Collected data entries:
★ ★ ★ ★
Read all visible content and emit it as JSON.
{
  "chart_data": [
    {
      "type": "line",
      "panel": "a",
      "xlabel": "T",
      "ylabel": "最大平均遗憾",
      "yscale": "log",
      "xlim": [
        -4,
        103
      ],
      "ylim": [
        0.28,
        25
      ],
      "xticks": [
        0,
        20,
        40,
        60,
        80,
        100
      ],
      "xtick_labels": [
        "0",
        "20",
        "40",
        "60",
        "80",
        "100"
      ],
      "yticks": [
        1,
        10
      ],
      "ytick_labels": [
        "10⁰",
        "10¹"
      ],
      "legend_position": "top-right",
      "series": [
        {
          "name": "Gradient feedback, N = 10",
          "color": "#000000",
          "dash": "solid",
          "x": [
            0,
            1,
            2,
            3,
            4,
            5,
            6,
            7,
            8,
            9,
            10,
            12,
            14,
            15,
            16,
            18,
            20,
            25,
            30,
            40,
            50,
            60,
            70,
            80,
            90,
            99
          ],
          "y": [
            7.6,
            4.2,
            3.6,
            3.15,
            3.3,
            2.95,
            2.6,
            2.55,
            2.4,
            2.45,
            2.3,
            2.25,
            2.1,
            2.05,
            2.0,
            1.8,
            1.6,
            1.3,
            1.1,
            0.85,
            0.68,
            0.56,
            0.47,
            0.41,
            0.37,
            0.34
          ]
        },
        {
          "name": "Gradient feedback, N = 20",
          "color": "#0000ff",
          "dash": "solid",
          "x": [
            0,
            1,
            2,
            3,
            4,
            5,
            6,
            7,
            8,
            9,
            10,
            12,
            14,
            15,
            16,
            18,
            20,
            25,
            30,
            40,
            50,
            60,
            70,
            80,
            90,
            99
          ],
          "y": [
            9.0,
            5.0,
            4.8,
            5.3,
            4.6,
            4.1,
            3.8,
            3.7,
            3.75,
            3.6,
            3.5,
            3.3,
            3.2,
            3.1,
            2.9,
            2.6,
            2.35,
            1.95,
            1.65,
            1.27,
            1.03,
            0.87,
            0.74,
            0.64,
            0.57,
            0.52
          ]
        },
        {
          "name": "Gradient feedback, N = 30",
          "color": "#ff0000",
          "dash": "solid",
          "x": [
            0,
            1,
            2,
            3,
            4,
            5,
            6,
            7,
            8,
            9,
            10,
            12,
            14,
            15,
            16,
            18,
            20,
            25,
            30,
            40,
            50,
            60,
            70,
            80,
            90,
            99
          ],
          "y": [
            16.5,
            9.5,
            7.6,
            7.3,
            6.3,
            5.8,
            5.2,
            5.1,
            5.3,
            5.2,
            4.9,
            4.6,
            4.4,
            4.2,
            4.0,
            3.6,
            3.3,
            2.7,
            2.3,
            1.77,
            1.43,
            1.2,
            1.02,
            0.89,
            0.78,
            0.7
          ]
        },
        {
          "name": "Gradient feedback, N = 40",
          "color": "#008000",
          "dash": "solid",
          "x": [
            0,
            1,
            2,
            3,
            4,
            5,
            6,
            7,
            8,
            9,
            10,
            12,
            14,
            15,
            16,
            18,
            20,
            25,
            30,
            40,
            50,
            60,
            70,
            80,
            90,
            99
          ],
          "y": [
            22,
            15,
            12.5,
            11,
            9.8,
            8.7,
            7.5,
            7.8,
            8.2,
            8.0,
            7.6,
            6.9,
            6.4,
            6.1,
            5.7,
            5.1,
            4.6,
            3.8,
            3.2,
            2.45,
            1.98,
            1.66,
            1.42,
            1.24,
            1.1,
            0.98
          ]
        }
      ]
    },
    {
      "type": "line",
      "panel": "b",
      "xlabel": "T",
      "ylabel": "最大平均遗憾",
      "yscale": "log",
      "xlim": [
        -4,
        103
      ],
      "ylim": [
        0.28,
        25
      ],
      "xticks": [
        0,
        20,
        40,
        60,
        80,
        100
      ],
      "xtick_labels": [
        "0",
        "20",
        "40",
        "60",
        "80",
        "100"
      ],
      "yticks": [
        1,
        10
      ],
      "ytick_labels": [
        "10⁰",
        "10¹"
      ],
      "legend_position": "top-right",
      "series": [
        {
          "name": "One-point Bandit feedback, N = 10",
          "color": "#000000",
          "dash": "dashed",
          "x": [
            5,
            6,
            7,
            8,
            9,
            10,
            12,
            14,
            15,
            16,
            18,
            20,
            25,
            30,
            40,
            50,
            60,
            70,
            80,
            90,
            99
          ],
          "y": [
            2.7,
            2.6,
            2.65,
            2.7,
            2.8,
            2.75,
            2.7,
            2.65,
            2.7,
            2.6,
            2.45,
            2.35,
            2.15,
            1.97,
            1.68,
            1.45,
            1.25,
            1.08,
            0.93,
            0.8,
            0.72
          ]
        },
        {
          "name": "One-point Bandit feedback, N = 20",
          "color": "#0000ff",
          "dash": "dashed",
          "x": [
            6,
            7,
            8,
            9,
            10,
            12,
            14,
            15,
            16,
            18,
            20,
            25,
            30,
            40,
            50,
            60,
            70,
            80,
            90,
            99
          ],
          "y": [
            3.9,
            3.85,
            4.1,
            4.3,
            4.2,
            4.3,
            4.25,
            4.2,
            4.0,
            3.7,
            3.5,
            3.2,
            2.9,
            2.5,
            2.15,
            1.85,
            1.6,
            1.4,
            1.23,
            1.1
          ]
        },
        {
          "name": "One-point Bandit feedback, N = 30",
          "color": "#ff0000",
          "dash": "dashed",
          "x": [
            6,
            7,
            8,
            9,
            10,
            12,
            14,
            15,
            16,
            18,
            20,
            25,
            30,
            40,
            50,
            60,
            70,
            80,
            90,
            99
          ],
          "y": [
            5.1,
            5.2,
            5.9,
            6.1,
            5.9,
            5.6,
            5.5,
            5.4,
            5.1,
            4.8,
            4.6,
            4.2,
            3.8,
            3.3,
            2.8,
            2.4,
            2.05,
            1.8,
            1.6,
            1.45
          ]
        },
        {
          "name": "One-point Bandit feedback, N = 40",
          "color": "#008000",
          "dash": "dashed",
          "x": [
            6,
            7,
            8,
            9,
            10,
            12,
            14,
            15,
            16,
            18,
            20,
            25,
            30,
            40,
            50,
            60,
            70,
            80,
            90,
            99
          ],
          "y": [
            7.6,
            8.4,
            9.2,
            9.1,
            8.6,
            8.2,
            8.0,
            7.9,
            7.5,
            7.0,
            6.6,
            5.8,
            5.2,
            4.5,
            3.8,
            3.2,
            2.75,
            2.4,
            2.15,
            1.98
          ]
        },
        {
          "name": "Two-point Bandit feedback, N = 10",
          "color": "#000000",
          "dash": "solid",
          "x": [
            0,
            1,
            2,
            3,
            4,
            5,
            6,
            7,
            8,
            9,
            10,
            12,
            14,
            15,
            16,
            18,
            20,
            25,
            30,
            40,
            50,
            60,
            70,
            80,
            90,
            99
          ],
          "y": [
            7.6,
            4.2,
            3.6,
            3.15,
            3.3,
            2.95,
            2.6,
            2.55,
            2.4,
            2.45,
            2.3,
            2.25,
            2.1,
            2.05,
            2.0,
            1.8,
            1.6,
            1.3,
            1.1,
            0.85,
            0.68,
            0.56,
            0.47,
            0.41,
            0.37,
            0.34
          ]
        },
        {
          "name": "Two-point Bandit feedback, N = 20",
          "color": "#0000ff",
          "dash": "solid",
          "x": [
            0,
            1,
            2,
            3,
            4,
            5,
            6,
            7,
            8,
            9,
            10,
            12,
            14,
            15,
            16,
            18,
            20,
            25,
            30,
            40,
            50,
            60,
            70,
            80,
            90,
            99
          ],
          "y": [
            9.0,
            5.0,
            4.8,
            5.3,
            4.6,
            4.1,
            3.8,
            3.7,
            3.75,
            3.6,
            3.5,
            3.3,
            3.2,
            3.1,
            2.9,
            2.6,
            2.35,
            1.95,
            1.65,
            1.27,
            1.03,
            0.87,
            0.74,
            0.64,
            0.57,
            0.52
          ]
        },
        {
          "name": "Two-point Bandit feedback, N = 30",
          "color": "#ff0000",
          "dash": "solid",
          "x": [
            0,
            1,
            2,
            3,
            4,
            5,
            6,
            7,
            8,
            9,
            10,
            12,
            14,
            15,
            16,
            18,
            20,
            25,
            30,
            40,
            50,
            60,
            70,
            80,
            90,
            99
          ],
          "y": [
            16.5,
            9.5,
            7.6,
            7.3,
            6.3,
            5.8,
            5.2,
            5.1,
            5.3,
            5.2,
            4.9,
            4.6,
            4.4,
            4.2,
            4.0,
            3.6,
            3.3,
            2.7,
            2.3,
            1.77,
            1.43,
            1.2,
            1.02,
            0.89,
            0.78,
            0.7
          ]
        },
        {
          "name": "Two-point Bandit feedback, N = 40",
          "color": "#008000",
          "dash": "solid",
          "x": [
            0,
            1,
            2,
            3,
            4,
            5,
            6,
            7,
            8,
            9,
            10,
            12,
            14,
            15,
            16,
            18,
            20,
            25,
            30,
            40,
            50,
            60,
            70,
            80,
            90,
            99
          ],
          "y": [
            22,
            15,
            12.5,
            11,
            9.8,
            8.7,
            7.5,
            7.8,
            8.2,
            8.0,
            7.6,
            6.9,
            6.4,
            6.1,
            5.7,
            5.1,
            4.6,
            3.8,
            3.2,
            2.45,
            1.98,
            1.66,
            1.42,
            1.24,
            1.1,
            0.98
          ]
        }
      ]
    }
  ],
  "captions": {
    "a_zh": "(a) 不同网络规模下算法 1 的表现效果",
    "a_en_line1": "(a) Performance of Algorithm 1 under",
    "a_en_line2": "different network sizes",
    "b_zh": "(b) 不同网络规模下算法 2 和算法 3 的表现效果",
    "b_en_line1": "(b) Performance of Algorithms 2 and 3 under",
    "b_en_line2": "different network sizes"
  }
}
★ ★ ★ ★
Stated task:
List all lines above in which the string "sizes" appears.

Full response:
    "a_en_line2": "different network sizes",
    "b_en_line2": "different network sizes"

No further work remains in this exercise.